*REQUIREMENTS*
Your answer should be one number: the count of lines in these entries that hold the word "observational".
────────────────────
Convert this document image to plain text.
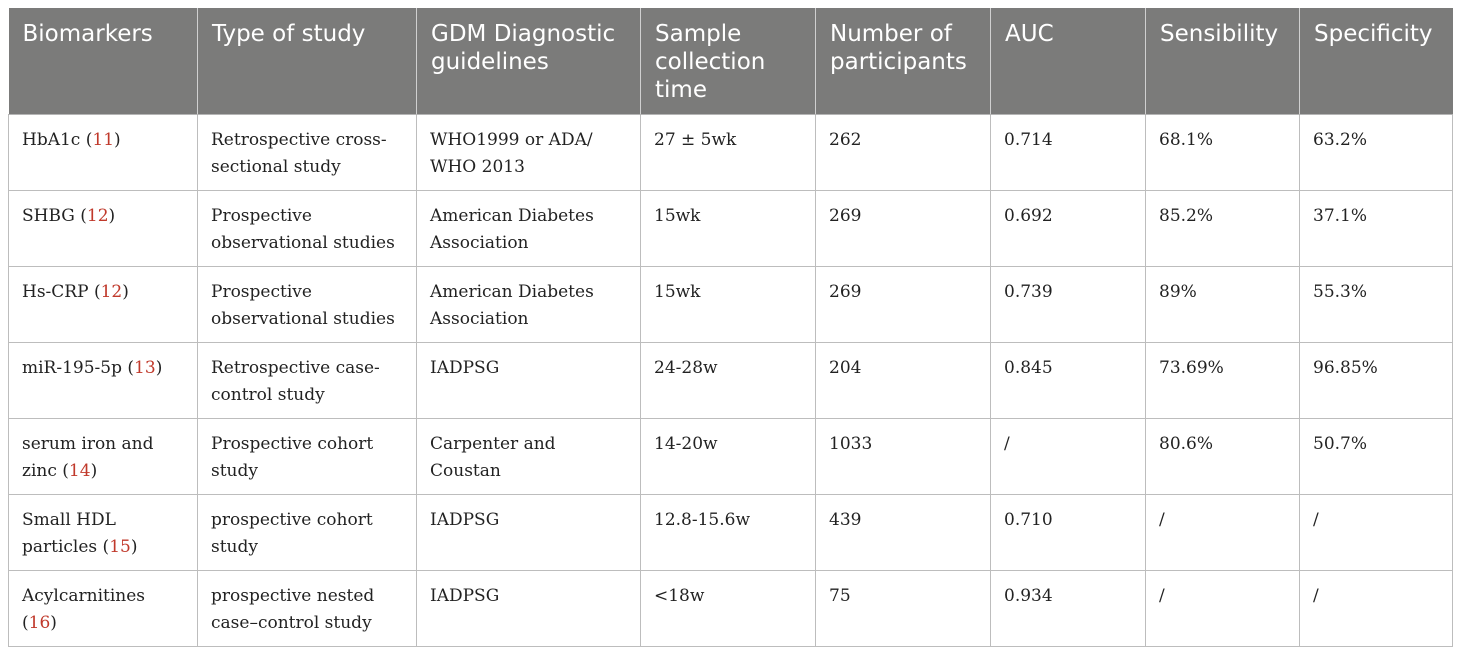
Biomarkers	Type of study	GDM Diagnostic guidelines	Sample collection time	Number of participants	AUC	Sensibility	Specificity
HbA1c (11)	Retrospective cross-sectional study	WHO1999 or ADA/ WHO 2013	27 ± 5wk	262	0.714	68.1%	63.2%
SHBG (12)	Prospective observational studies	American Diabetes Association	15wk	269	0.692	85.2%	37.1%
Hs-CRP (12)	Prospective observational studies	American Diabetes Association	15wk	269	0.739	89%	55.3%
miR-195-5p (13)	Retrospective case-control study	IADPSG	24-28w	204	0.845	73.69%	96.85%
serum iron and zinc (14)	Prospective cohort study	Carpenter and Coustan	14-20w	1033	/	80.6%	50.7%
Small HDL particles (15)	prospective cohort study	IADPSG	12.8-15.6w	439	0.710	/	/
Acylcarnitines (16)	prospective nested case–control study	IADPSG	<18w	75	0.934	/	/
────────────────────
*REPLY TO THE EXERCISE*
2